» WHAT IS ASKED
Every line that contains the word "селі" should be copied.

(Data records)
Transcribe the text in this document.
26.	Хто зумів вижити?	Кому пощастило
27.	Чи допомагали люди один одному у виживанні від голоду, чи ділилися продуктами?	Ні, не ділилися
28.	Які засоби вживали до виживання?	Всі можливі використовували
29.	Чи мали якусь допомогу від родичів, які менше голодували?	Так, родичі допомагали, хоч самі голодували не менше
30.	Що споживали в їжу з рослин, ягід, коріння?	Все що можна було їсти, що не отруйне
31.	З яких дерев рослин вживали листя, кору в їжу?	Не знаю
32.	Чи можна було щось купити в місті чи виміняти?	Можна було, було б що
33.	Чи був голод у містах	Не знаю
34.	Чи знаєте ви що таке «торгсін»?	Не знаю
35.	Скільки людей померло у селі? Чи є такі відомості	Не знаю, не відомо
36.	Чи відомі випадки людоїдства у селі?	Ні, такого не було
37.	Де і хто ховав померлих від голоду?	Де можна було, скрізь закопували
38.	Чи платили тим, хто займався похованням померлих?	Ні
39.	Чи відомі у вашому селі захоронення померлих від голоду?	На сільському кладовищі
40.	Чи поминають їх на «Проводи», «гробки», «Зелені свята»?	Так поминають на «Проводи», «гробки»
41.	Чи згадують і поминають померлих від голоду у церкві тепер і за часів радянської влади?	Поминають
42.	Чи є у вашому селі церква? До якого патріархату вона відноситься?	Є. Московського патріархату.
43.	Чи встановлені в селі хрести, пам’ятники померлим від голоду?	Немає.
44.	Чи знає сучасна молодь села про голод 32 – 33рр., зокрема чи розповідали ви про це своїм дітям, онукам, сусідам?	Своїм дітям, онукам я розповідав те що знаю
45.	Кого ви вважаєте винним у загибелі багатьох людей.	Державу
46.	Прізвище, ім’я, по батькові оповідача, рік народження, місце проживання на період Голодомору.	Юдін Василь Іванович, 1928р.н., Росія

* * *

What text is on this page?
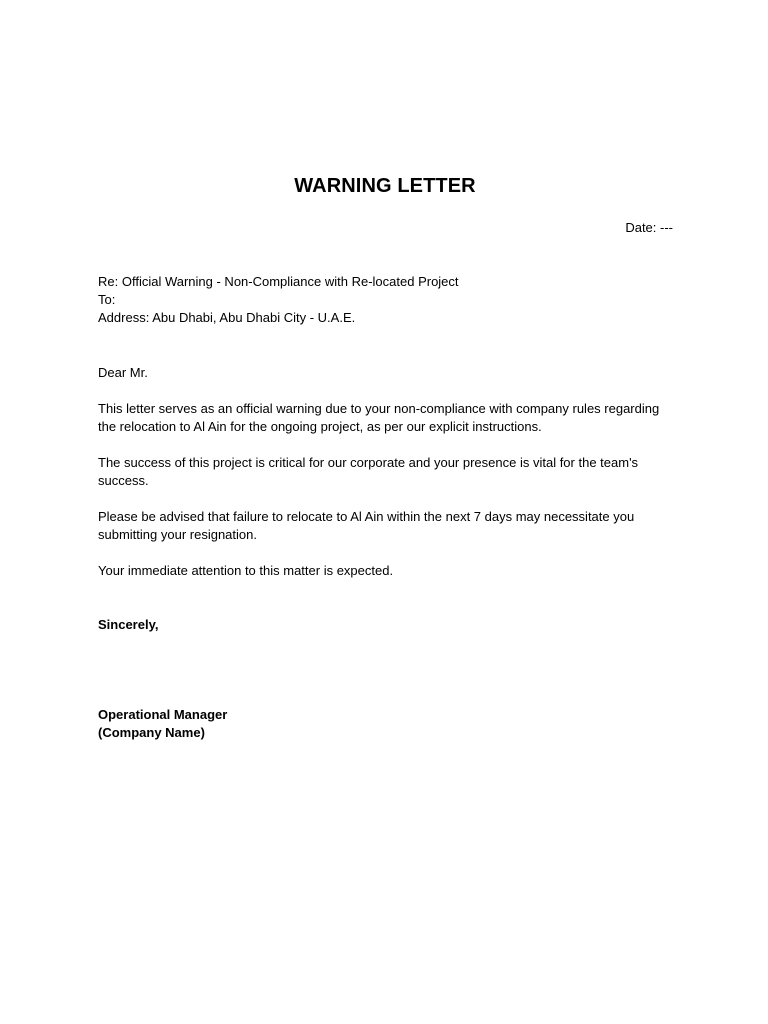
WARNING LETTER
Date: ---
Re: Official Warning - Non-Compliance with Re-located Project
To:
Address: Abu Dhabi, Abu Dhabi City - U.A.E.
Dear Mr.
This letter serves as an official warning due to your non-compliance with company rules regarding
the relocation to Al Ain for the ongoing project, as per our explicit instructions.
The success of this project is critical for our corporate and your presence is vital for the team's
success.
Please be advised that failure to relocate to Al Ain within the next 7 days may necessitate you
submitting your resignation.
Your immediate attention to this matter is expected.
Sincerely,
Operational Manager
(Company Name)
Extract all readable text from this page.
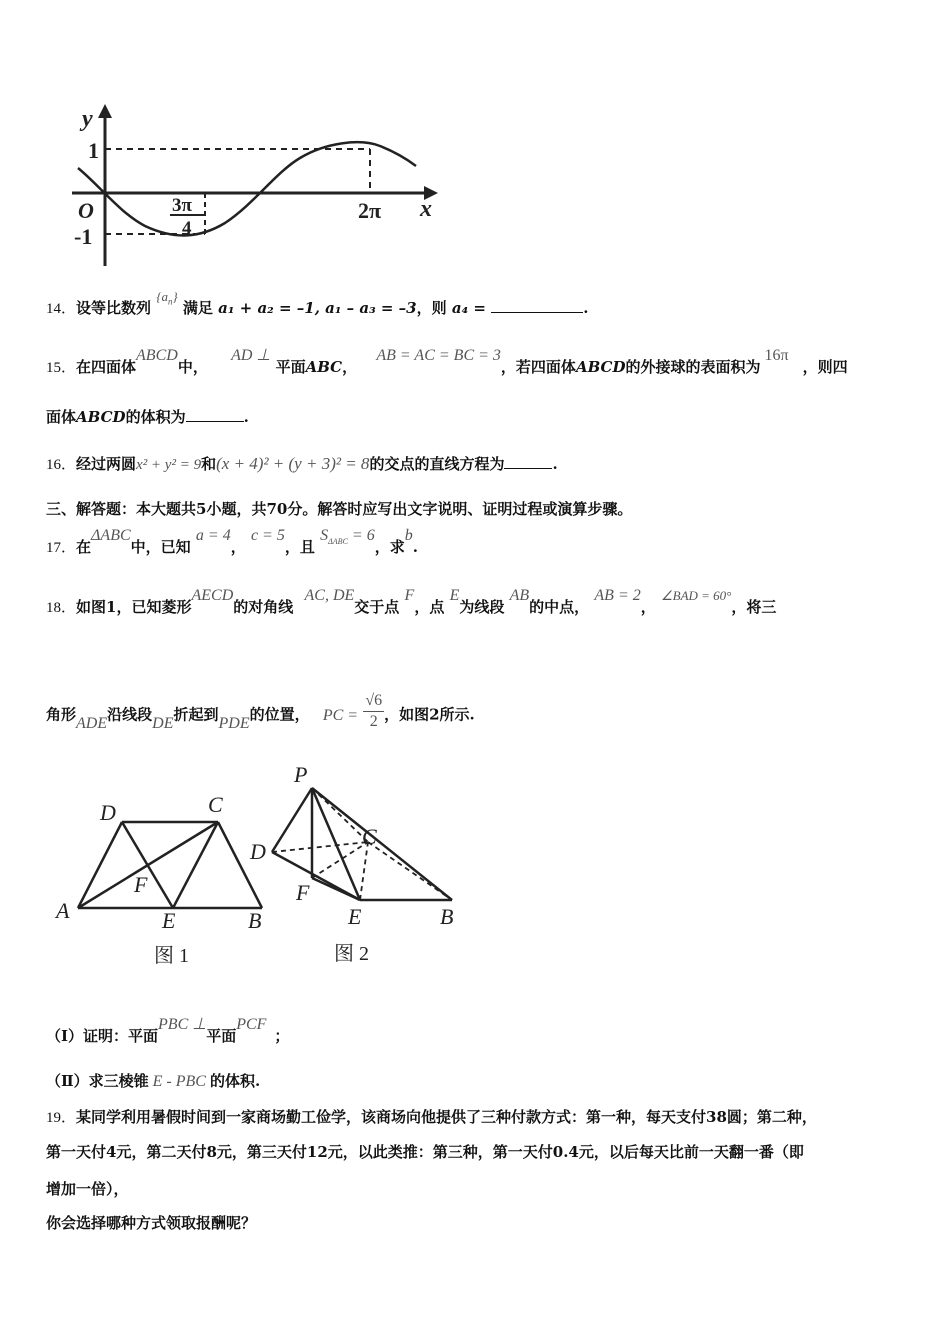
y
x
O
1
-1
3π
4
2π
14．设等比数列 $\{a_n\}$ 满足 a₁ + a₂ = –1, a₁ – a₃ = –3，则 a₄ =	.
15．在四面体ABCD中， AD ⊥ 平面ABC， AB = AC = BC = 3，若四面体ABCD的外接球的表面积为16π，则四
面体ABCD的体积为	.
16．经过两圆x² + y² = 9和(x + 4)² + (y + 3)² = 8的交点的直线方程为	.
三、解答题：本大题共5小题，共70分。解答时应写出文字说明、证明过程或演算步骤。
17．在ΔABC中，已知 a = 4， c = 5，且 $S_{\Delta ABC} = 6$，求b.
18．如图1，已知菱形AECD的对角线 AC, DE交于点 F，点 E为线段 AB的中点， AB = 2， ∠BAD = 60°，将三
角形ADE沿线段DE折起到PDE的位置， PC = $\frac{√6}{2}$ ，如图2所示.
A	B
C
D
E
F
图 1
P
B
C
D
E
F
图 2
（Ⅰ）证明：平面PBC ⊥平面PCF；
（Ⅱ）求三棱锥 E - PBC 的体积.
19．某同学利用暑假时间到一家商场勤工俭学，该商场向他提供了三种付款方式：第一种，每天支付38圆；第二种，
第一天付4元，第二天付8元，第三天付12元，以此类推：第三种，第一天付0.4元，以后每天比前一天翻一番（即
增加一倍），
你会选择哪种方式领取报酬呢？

» FULL RESPONSE
35.	Скільки людей померло у селі? Чи є такі відомості	Не знаю, не відомо
36.	Чи відомі випадки людоїдства у селі?	Ні, такого не було
39.	Чи відомі у вашому селі захоронення померлих від голоду?	На сільському кладовищі
42.	Чи є у вашому селі церква? До якого патріархату вона відноситься?	Є. Московського патріархату.
43.	Чи встановлені в селі хрести, пам’ятники померлим від голоду?	Немає.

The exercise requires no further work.